Written exercise: Extract all lines that hold the string "dříve".
* * *
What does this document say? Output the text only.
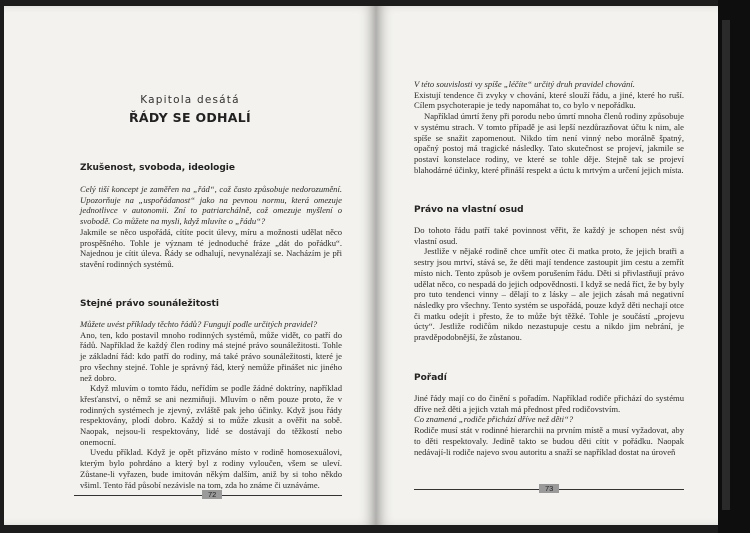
Kapitola desátá
ŘÁDY SE ODHALÍ
Zkušenost, svoboda, ideologie

Celý tiší koncept je zaměřen na „řád“, což často způsobuje nedorozumění. Upozorňuje na „uspořádanost“ jako na pevnou normu, která omezuje jednotlivce v autonomii. Zní to patriarchálně, což omezuje myšlení o svobodě. Co můžete na mysli, když mluvíte o „řádu“?

Jakmile se něco uspořádá, cítíte pocit úlevy, míru a možnosti udělat něco prospěšného. Tohle je význam té jednoduché fráze „dát do pořádku“. Najednou je cítit úleva. Řády se odhalují, nevynalézají se. Nacházím je při stavění rodinných systémů.

Stejné právo sounáležitosti

Můžete uvést příklady těchto řádů? Fungují podle určitých pravidel?

Ano, ten, kdo postavil mnoho rodinných systémů, může vidět, co patří do řádů. Například že každý člen rodiny má stejné právo sounáležitosti. Tohle je základní řád: kdo patří do rodiny, má také právo sounáležitosti, které je pro všechny stejné. Tohle je správný řád, který nemůže přinášet nic jiného než dobro.

Když mluvím o tomto řádu, neřídím se podle žádné doktríny, například křesťanství, o němž se ani nezmiňuji. Mluvím o něm pouze proto, že v rodinných systémech je zjevný, zvláště pak jeho účinky. Když jsou řády respektovány, plodí dobro. Každý si to může zkusit a ověřit na sobě. Naopak, nejsou-li respektovány, lidé se dostávají do těžkostí nebo onemocní.

Uvedu příklad. Když je opět přizváno místo v rodině homosexuálovi, kterým bylo pohrdáno a který byl z rodiny vyloučen, všem se uleví. Zůstane-li vyřazen, bude imitován někým dalším, aniž by si toho někdo všiml. Tento řád působí nezávisle na tom, zda ho známe či uznáváme.

72

V této souvislosti vy spíše „léčíte“ určitý druh pravidel chování.

Existují tendence či zvyky v chování, které slouží řádu, a jiné, které ho ruší. Cílem psychoterapie je tedy napomáhat to, co bylo v nepořádku.

Například úmrtí ženy při porodu nebo úmrtí mnoha členů rodiny způsobuje v systému strach. V tomto případě je asi lepší nezdůrazňovat účtu k nim, ale spíše se snažit zapomenout. Nikdo tím není vinný nebo morálně špatný, opačný postoj má tragické následky. Tato skutečnost se projeví, jakmile se postaví konstelace rodiny, ve které se tohle děje. Stejně tak se projeví blahodárné účinky, které přináší respekt a úctu k mrtvým a určení jejich místa.

Právo na vlastní osud

Do tohoto řádu patří také povinnost věřit, že každý je schopen nést svůj vlastní osud.

Jestliže v nějaké rodině chce umřít otec či matka proto, že jejich bratři a sestry jsou mrtví, stává se, že děti mají tendence zastoupit jim cestu a zemřít místo nich. Tento způsob je ovšem porušením řádu. Děti si přivlastňují právo udělat něco, co nespadá do jejich odpovědnosti. I když se nedá říct, že by byly pro tuto tendenci vinny – dělají to z lásky – ale jejich zásah má negativní následky pro všechny. Tento systém se uspořádá, pouze když děti nechají otce či matku odejít i přesto, že to může být těžké. Tohle je součástí „projevu úcty“. Jestliže rodičům nikdo nezastupuje cestu a nikdo jim nebrání, je pravděpodobnější, že zůstanou.

Pořadí

Jiné řády mají co do činění s pořadím. Například rodiče přichází do systému dříve než děti a jejich vztah má přednost před rodičovstvím.

Co znamená „rodiče přichází dříve než děti“?

Rodiče musí stát v rodinné hierarchii na prvním místě a musí vyžadovat, aby to děti respektovaly. Jedině takto se budou děti cítit v pořádku. Naopak nedávají-li rodiče najevo svou autoritu a snaží se například dostat na úroveň

73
* * *
In response:
Jiné řády mají co do činění s pořadím. Například rodiče přichází do systému dříve než děti a jejich vztah má přednost před rodičovstvím.
Co znamená „rodiče přichází dříve než děti“?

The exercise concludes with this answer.